Dataset records
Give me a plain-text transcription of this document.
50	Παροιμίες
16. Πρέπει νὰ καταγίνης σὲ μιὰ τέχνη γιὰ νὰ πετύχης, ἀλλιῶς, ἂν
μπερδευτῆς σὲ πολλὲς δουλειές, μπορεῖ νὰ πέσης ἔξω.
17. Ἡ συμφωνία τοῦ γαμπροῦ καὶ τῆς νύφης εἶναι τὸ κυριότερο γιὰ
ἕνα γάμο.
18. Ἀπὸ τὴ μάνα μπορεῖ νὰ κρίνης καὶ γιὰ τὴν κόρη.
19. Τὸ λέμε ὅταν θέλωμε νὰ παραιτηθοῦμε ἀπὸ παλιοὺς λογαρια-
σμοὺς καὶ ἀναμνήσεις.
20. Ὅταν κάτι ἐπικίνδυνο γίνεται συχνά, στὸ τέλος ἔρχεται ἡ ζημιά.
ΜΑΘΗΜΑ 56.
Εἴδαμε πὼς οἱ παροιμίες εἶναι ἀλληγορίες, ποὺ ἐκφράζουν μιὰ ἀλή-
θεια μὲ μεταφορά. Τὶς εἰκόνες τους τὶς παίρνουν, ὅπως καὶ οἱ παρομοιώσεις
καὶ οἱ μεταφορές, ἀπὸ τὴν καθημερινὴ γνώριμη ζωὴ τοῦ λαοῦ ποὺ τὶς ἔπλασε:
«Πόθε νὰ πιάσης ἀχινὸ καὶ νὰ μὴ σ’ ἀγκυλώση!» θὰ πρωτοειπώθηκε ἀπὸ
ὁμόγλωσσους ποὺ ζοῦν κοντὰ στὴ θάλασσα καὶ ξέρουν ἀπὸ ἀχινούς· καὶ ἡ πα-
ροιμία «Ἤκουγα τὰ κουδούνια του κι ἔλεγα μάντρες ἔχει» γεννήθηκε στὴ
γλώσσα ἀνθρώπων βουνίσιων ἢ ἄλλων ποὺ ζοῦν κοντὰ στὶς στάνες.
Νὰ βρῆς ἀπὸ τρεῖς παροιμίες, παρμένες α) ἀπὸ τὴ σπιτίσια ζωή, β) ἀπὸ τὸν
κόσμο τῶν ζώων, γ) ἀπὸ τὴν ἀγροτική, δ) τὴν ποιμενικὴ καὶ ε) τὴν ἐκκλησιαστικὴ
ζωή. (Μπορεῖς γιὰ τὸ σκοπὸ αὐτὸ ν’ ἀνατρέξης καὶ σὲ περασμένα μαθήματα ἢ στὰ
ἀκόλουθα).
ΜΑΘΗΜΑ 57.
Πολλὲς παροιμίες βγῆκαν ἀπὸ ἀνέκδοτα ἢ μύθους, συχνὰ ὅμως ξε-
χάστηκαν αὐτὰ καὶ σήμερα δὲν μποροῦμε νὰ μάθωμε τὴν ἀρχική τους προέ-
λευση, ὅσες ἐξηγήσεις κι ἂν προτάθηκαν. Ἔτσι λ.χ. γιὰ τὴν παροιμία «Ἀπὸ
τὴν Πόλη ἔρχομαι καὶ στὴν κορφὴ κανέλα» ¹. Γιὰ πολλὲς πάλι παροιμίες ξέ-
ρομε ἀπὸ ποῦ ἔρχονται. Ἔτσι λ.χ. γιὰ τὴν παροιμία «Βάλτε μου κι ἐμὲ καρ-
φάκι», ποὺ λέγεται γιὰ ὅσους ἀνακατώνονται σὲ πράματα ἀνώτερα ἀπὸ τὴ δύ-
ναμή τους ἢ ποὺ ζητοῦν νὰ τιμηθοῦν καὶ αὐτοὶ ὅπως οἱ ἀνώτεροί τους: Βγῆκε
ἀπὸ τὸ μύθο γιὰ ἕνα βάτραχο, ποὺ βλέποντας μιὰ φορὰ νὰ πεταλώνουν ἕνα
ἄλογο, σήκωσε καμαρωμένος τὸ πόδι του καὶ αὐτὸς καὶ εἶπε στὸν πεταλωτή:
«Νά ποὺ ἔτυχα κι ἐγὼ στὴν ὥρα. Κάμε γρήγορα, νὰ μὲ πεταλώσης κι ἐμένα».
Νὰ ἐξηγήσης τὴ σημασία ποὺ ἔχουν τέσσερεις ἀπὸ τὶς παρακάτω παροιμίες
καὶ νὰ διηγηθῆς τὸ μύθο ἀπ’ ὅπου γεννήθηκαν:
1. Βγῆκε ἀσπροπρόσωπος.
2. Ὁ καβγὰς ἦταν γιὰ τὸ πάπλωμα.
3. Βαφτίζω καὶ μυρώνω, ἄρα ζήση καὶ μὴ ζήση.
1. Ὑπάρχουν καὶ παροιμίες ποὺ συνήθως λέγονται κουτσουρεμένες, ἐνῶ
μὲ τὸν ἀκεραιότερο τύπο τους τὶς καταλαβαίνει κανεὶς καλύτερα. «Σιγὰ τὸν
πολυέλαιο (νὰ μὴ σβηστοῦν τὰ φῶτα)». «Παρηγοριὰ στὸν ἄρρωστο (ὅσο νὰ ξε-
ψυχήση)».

### [Given task]
Using the entries above, please restate each one word for word.

### [Exercise answer]
Give me a plain-text transcription of this document.
50	Παροιμίες
16. Πρέπει νὰ καταγίνης σὲ μιὰ τέχνη γιὰ νὰ πετύχης, ἀλλιῶς, ἂν
μπερδευτῆς σὲ πολλὲς δουλειές, μπορεῖ νὰ πέσης ἔξω.
17. Ἡ συμφωνία τοῦ γαμπροῦ καὶ τῆς νύφης εἶναι τὸ κυριότερο γιὰ
ἕνα γάμο.
18. Ἀπὸ τὴ μάνα μπορεῖ νὰ κρίνης καὶ γιὰ τὴν κόρη.
19. Τὸ λέμε ὅταν θέλωμε νὰ παραιτηθοῦμε ἀπὸ παλιοὺς λογαρια-
σμοὺς καὶ ἀναμνήσεις.
20. Ὅταν κάτι ἐπικίνδυνο γίνεται συχνά, στὸ τέλος ἔρχεται ἡ ζημιά.
ΜΑΘΗΜΑ 56.
Εἴδαμε πὼς οἱ παροιμίες εἶναι ἀλληγορίες, ποὺ ἐκφράζουν μιὰ ἀλή-
θεια μὲ μεταφορά. Τὶς εἰκόνες τους τὶς παίρνουν, ὅπως καὶ οἱ παρομοιώσεις
καὶ οἱ μεταφορές, ἀπὸ τὴν καθημερινὴ γνώριμη ζωὴ τοῦ λαοῦ ποὺ τὶς ἔπλασε:
«Πόθε νὰ πιάσης ἀχινὸ καὶ νὰ μὴ σ’ ἀγκυλώση!» θὰ πρωτοειπώθηκε ἀπὸ
ὁμόγλωσσους ποὺ ζοῦν κοντὰ στὴ θάλασσα καὶ ξέρουν ἀπὸ ἀχινούς· καὶ ἡ πα-
ροιμία «Ἤκουγα τὰ κουδούνια του κι ἔλεγα μάντρες ἔχει» γεννήθηκε στὴ
γλώσσα ἀνθρώπων βουνίσιων ἢ ἄλλων ποὺ ζοῦν κοντὰ στὶς στάνες.
Νὰ βρῆς ἀπὸ τρεῖς παροιμίες, παρμένες α) ἀπὸ τὴ σπιτίσια ζωή, β) ἀπὸ τὸν
κόσμο τῶν ζώων, γ) ἀπὸ τὴν ἀγροτική, δ) τὴν ποιμενικὴ καὶ ε) τὴν ἐκκλησιαστικὴ
ζωή. (Μπορεῖς γιὰ τὸ σκοπὸ αὐτὸ ν’ ἀνατρέξης καὶ σὲ περασμένα μαθήματα ἢ στὰ
ἀκόλουθα).
ΜΑΘΗΜΑ 57.
Πολλὲς παροιμίες βγῆκαν ἀπὸ ἀνέκδοτα ἢ μύθους, συχνὰ ὅμως ξε-
χάστηκαν αὐτὰ καὶ σήμερα δὲν μποροῦμε νὰ μάθωμε τὴν ἀρχική τους προέ-
λευση, ὅσες ἐξηγήσεις κι ἂν προτάθηκαν. Ἔτσι λ.χ. γιὰ τὴν παροιμία «Ἀπὸ
τὴν Πόλη ἔρχομαι καὶ στὴν κορφὴ κανέλα» ¹. Γιὰ πολλὲς πάλι παροιμίες ξέ-
ρομε ἀπὸ ποῦ ἔρχονται. Ἔτσι λ.χ. γιὰ τὴν παροιμία «Βάλτε μου κι ἐμὲ καρ-
φάκι», ποὺ λέγεται γιὰ ὅσους ἀνακατώνονται σὲ πράματα ἀνώτερα ἀπὸ τὴ δύ-
ναμή τους ἢ ποὺ ζητοῦν νὰ τιμηθοῦν καὶ αὐτοὶ ὅπως οἱ ἀνώτεροί τους: Βγῆκε
ἀπὸ τὸ μύθο γιὰ ἕνα βάτραχο, ποὺ βλέποντας μιὰ φορὰ νὰ πεταλώνουν ἕνα
ἄλογο, σήκωσε καμαρωμένος τὸ πόδι του καὶ αὐτὸς καὶ εἶπε στὸν πεταλωτή:
«Νά ποὺ ἔτυχα κι ἐγὼ στὴν ὥρα. Κάμε γρήγορα, νὰ μὲ πεταλώσης κι ἐμένα».
Νὰ ἐξηγήσης τὴ σημασία ποὺ ἔχουν τέσσερεις ἀπὸ τὶς παρακάτω παροιμίες
καὶ νὰ διηγηθῆς τὸ μύθο ἀπ’ ὅπου γεννήθηκαν:
1. Βγῆκε ἀσπροπρόσωπος.
2. Ὁ καβγὰς ἦταν γιὰ τὸ πάπλωμα.
3. Βαφτίζω καὶ μυρώνω, ἄρα ζήση καὶ μὴ ζήση.
1. Ὑπάρχουν καὶ παροιμίες ποὺ συνήθως λέγονται κουτσουρεμένες, ἐνῶ
μὲ τὸν ἀκεραιότερο τύπο τους τὶς καταλαβαίνει κανεὶς καλύτερα. «Σιγὰ τὸν
πολυέλαιο (νὰ μὴ σβηστοῦν τὰ φῶτα)». «Παρηγοριὰ στὸν ἄρρωστο (ὅσο νὰ ξε-
ψυχήση)».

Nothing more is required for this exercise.